■ WORK INSTRUCTIONS
Select all lines with the string "corporis" in them, and copy those lines.
:: SOURCE DATA ::
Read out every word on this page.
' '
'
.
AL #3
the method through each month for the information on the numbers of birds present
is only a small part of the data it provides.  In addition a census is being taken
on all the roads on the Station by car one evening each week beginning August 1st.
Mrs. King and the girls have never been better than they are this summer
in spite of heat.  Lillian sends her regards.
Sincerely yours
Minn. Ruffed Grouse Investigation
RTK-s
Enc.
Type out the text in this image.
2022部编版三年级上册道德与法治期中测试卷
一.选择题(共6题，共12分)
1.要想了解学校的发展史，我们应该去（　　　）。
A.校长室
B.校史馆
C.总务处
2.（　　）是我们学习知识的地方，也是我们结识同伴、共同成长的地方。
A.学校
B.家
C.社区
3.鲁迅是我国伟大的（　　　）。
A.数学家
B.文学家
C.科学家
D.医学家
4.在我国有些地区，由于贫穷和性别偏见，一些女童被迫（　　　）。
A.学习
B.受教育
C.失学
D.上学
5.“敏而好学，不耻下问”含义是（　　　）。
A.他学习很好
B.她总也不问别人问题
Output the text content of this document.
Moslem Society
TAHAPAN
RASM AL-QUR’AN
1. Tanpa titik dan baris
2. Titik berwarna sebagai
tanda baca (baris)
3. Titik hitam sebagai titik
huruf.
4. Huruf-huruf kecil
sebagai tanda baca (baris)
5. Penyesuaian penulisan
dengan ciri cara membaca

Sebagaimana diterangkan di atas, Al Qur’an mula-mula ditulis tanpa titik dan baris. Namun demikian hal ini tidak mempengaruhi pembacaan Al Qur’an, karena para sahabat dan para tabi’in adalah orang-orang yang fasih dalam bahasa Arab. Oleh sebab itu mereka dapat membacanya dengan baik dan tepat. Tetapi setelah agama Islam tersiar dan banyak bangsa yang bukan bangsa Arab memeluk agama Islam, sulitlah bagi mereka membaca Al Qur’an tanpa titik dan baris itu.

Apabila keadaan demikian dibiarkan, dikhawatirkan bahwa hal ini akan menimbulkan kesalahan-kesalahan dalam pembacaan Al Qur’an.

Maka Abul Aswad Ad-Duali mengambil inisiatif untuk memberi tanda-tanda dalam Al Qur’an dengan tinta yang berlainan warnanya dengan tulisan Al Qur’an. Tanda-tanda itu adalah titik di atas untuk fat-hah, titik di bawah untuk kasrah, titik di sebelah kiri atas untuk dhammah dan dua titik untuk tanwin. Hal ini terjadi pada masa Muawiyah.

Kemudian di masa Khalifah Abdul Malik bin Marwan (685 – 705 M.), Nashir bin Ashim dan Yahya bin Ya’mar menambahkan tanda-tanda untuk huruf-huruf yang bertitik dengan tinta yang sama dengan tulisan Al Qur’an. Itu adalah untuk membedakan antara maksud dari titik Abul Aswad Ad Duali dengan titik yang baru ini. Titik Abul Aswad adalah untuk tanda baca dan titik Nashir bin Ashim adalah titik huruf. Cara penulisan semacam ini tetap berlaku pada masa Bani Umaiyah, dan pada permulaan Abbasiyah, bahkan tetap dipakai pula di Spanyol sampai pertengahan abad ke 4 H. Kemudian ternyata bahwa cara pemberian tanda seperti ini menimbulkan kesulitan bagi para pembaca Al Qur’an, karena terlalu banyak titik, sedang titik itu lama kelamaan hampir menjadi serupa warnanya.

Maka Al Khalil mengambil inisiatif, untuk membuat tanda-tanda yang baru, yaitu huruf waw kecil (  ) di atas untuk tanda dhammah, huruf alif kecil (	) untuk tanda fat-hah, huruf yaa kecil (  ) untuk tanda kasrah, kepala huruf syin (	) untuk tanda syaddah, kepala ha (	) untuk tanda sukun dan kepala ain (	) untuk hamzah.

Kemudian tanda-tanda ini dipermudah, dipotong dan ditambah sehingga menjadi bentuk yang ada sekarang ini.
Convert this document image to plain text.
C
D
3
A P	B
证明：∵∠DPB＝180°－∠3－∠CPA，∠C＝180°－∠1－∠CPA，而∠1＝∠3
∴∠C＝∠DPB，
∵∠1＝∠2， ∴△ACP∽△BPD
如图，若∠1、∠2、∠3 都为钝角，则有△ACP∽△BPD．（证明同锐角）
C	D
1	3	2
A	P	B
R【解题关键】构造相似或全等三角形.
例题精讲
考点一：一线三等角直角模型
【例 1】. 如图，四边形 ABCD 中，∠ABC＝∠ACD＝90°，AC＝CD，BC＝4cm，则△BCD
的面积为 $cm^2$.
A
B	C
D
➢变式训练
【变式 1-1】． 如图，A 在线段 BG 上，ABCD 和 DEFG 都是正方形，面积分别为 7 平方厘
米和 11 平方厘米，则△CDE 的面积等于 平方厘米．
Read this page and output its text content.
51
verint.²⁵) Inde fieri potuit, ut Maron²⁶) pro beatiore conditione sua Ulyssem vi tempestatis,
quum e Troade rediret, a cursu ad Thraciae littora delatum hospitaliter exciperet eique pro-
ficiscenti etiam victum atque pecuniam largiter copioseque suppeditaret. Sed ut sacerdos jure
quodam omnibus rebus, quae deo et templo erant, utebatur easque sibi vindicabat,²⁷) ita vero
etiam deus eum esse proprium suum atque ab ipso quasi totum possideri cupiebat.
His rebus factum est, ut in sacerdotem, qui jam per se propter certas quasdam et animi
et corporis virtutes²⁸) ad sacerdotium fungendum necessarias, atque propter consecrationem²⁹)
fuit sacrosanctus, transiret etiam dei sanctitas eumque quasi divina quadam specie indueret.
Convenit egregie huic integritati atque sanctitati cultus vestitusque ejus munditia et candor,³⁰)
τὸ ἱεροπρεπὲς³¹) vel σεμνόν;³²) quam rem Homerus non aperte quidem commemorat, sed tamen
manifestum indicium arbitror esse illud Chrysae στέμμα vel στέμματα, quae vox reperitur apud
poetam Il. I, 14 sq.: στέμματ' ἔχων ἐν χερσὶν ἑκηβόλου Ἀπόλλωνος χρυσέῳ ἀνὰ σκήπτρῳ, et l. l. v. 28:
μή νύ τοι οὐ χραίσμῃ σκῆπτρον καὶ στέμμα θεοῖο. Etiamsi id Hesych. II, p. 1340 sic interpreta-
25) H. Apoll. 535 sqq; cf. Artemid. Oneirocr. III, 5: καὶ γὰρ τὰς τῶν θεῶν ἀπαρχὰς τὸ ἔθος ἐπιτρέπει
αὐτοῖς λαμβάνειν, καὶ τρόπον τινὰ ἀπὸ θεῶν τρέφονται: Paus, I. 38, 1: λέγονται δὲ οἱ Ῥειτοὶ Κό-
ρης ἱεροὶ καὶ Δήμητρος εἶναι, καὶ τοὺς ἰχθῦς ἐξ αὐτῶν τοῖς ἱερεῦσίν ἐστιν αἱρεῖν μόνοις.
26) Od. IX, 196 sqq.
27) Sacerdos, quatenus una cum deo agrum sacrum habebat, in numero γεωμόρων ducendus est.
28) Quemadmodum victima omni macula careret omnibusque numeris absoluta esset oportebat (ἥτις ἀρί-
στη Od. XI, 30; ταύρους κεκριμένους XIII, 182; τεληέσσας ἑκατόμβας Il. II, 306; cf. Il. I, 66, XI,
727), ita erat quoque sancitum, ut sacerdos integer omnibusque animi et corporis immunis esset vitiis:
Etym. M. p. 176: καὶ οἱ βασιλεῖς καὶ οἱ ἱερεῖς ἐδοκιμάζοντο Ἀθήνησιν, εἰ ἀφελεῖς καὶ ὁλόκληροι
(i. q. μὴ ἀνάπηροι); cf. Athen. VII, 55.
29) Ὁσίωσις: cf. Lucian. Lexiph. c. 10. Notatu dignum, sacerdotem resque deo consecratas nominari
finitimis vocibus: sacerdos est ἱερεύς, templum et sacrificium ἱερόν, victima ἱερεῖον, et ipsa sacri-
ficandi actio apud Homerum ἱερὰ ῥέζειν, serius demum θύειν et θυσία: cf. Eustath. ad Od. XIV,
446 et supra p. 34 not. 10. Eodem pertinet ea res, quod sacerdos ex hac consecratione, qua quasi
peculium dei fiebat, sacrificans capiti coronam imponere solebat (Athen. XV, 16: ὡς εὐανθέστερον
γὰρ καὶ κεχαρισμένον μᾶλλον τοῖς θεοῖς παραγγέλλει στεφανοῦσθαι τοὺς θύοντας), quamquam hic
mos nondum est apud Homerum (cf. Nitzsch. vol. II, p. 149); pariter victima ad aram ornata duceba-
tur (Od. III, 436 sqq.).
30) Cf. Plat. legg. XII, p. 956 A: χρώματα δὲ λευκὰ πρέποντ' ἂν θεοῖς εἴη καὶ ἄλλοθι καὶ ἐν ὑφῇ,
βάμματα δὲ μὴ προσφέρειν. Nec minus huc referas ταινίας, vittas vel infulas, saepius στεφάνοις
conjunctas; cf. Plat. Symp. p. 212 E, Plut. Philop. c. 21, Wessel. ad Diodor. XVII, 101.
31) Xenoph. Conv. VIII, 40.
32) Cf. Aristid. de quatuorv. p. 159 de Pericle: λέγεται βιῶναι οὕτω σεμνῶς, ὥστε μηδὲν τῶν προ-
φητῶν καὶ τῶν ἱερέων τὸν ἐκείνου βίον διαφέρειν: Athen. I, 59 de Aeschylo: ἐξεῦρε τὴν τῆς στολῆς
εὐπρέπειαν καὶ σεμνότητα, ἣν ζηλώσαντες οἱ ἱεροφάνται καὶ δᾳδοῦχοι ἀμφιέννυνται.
:::
■ WRITTEN RESPONSE
et corporis virtutes²⁸) ad sacerdotium fungendum necessarias, atque propter consecrationem²⁹)
727), ita erat quoque sancitum, ut sacerdos integer omnibusque animi et corporis immunis esset vitiis:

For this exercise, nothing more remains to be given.